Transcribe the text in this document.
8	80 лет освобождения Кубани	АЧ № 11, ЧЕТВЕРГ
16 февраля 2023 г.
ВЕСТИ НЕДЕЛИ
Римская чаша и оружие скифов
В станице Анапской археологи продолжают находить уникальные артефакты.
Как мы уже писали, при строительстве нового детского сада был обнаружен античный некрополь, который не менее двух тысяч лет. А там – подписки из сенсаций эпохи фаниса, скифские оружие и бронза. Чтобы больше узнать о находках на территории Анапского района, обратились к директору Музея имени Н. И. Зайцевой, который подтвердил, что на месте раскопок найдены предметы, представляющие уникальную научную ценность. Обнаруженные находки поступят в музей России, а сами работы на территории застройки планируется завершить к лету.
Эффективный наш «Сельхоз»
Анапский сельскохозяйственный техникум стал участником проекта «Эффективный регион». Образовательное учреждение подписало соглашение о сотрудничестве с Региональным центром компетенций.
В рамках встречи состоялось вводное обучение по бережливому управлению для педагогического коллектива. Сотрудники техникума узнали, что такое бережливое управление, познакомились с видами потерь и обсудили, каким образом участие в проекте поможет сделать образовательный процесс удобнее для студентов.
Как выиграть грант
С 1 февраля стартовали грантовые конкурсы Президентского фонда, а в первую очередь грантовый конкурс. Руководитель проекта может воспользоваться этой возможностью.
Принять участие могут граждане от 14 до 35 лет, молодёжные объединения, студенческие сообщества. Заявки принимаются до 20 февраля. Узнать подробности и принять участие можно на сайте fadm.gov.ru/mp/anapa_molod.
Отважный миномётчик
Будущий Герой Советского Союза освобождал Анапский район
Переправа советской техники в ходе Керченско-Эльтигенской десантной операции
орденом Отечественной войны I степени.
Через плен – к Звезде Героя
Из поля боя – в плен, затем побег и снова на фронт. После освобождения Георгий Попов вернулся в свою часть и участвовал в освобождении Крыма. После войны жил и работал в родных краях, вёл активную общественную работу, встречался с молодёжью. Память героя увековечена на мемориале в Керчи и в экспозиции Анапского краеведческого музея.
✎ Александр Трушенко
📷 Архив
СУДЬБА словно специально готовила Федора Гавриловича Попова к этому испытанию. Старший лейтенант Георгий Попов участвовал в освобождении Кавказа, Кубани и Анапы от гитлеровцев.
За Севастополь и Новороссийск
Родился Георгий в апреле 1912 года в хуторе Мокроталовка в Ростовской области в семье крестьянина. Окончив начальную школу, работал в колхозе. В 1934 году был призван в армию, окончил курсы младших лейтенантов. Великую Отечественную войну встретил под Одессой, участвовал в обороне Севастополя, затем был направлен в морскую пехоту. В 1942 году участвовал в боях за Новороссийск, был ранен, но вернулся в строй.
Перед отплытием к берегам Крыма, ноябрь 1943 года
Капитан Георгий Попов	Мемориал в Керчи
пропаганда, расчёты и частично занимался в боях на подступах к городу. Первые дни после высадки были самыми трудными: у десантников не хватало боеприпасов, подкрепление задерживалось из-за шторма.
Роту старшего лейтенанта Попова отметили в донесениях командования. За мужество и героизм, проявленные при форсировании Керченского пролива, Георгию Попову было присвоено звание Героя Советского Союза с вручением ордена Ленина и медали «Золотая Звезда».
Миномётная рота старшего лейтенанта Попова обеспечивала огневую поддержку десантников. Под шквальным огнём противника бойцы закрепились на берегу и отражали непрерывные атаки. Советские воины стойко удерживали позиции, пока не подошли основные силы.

▶ _EXERCISE_:
Out of the records, collect only those lines that contain the string "освобождения".

▶ _EXERCISE OUTPUT_:
8	80 лет освобождения Кубани	АЧ № 11, ЧЕТВЕРГ
Из поля боя – в плен, затем побег и снова на фронт. После освобождения Георгий Попов вернулся в свою часть и участвовал в освобождении Крыма. После войны жил и работал в родных краях, вёл активную общественную работу, встречался с молодёжью. Память героя увековечена на мемориале в Керчи и в экспозиции Анапского краеведческого музея.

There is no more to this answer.